Stored records:

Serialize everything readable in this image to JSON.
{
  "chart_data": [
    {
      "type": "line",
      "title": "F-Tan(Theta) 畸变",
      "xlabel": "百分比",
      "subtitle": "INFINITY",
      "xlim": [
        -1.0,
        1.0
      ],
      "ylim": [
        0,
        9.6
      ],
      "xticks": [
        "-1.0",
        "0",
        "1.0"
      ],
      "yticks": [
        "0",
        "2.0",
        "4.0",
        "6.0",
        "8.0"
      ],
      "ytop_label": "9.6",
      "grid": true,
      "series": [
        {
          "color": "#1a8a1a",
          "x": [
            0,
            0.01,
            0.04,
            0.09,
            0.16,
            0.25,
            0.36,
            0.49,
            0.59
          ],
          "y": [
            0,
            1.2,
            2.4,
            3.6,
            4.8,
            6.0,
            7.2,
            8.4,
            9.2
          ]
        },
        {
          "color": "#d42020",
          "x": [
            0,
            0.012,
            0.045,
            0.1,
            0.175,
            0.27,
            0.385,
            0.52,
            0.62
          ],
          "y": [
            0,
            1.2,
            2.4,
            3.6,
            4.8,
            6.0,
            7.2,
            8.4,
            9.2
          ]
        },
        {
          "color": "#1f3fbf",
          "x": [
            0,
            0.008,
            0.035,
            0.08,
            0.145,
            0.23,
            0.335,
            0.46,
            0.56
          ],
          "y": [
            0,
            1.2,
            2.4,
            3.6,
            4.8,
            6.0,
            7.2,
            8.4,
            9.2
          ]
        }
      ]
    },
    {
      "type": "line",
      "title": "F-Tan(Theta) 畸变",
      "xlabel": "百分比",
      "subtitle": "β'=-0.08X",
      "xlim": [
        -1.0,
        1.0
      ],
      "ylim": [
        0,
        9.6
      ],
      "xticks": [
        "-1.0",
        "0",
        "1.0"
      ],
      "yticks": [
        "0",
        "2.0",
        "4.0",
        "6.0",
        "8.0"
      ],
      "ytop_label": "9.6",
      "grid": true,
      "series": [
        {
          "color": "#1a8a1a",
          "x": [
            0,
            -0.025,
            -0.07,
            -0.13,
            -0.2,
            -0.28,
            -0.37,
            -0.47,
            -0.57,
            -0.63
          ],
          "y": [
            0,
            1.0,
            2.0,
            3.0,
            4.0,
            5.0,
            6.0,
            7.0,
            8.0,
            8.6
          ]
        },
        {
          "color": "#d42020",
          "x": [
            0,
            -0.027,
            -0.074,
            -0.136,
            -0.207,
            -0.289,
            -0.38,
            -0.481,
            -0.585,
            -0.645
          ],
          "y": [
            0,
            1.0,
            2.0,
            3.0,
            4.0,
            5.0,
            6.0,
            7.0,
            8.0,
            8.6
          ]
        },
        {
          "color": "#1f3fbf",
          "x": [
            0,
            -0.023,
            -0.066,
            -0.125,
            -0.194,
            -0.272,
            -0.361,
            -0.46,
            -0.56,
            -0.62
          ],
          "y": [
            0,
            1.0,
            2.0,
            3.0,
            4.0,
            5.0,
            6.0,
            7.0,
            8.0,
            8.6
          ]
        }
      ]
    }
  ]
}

*WHAT YOU ARE ASKED TO DO*.
Exactly reproduce the material above.

*WORKED SOLUTION*.
Serialize everything readable in this image to JSON.
{
  "chart_data": [
    {
      "type": "line",
      "title": "F-Tan(Theta) 畸变",
      "xlabel": "百分比",
      "subtitle": "INFINITY",
      "xlim": [
        -1.0,
        1.0
      ],
      "ylim": [
        0,
        9.6
      ],
      "xticks": [
        "-1.0",
        "0",
        "1.0"
      ],
      "yticks": [
        "0",
        "2.0",
        "4.0",
        "6.0",
        "8.0"
      ],
      "ytop_label": "9.6",
      "grid": true,
      "series": [
        {
          "color": "#1a8a1a",
          "x": [
            0,
            0.01,
            0.04,
            0.09,
            0.16,
            0.25,
            0.36,
            0.49,
            0.59
          ],
          "y": [
            0,
            1.2,
            2.4,
            3.6,
            4.8,
            6.0,
            7.2,
            8.4,
            9.2
          ]
        },
        {
          "color": "#d42020",
          "x": [
            0,
            0.012,
            0.045,
            0.1,
            0.175,
            0.27,
            0.385,
            0.52,
            0.62
          ],
          "y": [
            0,
            1.2,
            2.4,
            3.6,
            4.8,
            6.0,
            7.2,
            8.4,
            9.2
          ]
        },
        {
          "color": "#1f3fbf",
          "x": [
            0,
            0.008,
            0.035,
            0.08,
            0.145,
            0.23,
            0.335,
            0.46,
            0.56
          ],
          "y": [
            0,
            1.2,
            2.4,
            3.6,
            4.8,
            6.0,
            7.2,
            8.4,
            9.2
          ]
        }
      ]
    },
    {
      "type": "line",
      "title": "F-Tan(Theta) 畸变",
      "xlabel": "百分比",
      "subtitle": "β'=-0.08X",
      "xlim": [
        -1.0,
        1.0
      ],
      "ylim": [
        0,
        9.6
      ],
      "xticks": [
        "-1.0",
        "0",
        "1.0"
      ],
      "yticks": [
        "0",
        "2.0",
        "4.0",
        "6.0",
        "8.0"
      ],
      "ytop_label": "9.6",
      "grid": true,
      "series": [
        {
          "color": "#1a8a1a",
          "x": [
            0,
            -0.025,
            -0.07,
            -0.13,
            -0.2,
            -0.28,
            -0.37,
            -0.47,
            -0.57,
            -0.63
          ],
          "y": [
            0,
            1.0,
            2.0,
            3.0,
            4.0,
            5.0,
            6.0,
            7.0,
            8.0,
            8.6
          ]
        },
        {
          "color": "#d42020",
          "x": [
            0,
            -0.027,
            -0.074,
            -0.136,
            -0.207,
            -0.289,
            -0.38,
            -0.481,
            -0.585,
            -0.645
          ],
          "y": [
            0,
            1.0,
            2.0,
            3.0,
            4.0,
            5.0,
            6.0,
            7.0,
            8.0,
            8.6
          ]
        },
        {
          "color": "#1f3fbf",
          "x": [
            0,
            -0.023,
            -0.066,
            -0.125,
            -0.194,
            -0.272,
            -0.361,
            -0.46,
            -0.56,
            -0.62
          ],
          "y": [
            0,
            1.0,
            2.0,
            3.0,
            4.0,
            5.0,
            6.0,
            7.0,
            8.0,
            8.6
          ]
        }
      ]
    }
  ]
}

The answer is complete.